> _Set task_: Find how many lines hold the word "Tcycle" and give that number only.

> _Provided entries_:
----------

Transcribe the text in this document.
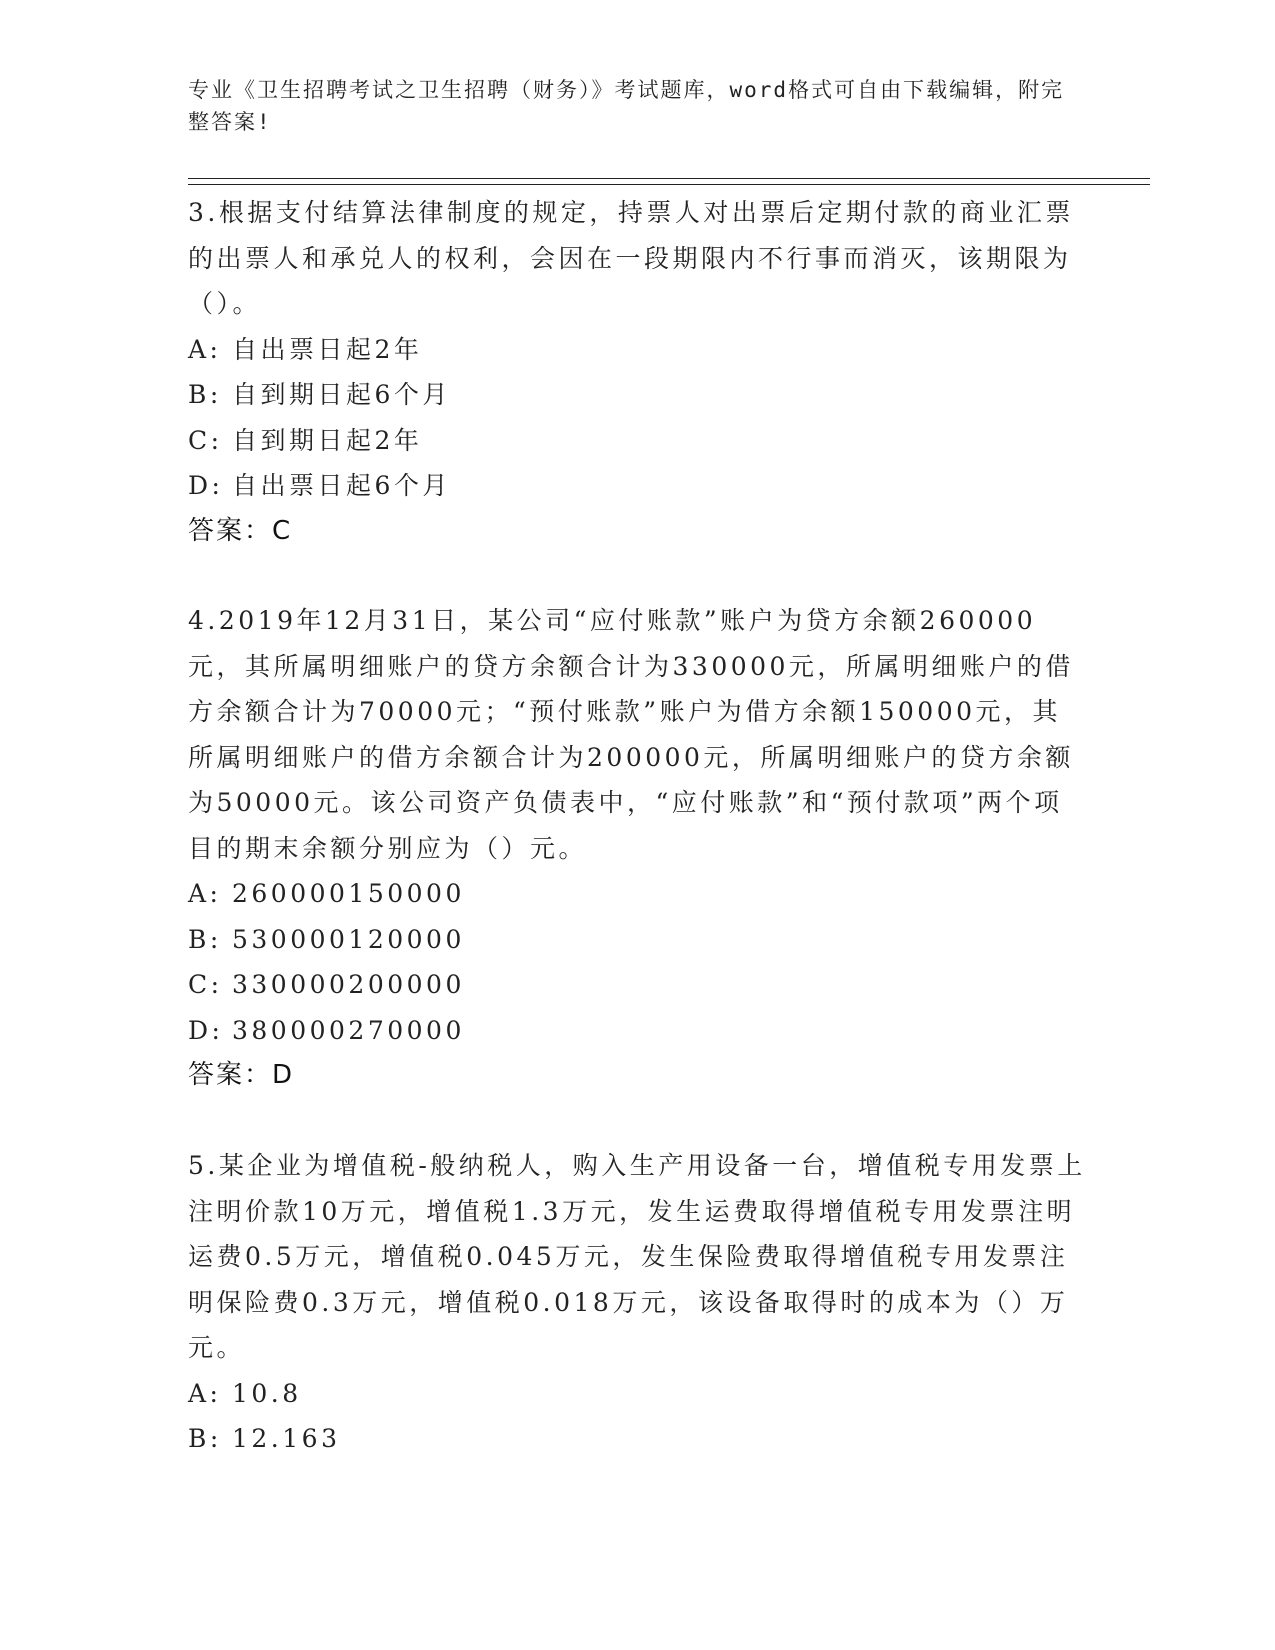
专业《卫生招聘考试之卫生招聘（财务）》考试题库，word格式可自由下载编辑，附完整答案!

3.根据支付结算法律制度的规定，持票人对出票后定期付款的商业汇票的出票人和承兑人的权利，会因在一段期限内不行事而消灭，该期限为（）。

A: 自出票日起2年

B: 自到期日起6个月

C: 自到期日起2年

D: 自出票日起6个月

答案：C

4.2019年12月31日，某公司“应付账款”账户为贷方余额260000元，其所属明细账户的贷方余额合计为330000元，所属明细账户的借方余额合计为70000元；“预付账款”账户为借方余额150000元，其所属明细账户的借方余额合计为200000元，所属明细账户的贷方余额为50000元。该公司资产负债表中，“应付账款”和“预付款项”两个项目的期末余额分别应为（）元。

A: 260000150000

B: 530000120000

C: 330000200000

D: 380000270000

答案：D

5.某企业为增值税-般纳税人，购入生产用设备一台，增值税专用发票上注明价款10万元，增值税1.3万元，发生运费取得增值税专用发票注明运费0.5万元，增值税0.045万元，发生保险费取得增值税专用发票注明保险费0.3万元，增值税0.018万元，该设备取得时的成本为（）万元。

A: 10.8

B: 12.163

----------

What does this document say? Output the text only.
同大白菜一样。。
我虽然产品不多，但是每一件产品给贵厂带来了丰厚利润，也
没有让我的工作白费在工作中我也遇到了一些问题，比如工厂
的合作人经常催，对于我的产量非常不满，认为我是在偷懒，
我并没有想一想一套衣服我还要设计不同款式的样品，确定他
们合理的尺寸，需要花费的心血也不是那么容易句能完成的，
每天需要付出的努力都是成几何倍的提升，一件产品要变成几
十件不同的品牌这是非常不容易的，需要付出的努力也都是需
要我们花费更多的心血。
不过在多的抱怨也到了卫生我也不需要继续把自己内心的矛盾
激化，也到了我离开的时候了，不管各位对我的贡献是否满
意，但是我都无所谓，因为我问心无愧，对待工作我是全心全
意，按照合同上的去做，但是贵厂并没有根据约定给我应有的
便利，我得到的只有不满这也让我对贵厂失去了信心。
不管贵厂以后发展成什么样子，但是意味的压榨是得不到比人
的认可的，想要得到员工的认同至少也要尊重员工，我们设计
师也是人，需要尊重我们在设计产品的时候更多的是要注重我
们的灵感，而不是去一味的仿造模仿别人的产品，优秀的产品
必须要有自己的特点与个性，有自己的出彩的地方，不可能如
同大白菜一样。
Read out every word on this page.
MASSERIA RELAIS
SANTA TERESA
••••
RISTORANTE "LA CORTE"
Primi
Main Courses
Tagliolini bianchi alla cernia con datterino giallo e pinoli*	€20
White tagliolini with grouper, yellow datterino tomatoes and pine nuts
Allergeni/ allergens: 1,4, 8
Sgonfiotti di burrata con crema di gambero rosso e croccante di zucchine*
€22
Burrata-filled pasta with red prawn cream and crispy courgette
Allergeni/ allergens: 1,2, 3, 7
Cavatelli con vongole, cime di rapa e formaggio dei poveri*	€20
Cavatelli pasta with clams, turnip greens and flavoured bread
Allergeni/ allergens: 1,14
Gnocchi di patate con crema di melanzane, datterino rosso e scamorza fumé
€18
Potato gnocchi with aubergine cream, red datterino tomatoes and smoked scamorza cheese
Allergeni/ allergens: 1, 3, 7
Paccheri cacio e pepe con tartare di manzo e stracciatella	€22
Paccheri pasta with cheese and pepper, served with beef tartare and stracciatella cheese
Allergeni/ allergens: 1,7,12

----------

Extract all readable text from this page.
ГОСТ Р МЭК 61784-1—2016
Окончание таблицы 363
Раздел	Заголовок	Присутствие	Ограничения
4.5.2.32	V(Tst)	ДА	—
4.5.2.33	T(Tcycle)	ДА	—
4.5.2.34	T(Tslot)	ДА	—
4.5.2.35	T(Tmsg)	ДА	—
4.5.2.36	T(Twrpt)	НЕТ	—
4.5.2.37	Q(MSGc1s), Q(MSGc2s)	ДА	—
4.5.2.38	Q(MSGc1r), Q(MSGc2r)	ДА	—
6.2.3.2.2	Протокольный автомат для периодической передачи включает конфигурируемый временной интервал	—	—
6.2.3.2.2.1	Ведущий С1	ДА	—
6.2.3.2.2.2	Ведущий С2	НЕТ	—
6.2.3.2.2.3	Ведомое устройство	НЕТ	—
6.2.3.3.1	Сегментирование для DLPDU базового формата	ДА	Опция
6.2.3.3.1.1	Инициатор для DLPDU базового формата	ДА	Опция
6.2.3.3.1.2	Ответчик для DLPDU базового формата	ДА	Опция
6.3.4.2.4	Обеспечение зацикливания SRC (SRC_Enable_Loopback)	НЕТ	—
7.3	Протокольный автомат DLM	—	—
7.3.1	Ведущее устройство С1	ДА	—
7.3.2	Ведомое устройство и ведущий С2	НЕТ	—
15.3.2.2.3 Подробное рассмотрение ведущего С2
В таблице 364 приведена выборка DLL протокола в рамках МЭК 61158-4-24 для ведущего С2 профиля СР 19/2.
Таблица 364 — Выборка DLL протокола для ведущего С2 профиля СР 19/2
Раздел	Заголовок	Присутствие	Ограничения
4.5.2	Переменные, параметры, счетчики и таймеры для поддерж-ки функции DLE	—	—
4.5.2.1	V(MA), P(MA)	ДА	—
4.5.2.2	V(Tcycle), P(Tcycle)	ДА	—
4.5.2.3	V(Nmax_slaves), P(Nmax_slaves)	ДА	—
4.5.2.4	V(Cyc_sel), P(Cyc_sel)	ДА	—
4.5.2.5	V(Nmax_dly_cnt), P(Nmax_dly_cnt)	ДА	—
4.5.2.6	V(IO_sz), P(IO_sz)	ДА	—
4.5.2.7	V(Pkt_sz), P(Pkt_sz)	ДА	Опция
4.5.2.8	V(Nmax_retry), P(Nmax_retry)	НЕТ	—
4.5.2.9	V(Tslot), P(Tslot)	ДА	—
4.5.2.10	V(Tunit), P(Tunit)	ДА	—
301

----------

> _Task result_: 2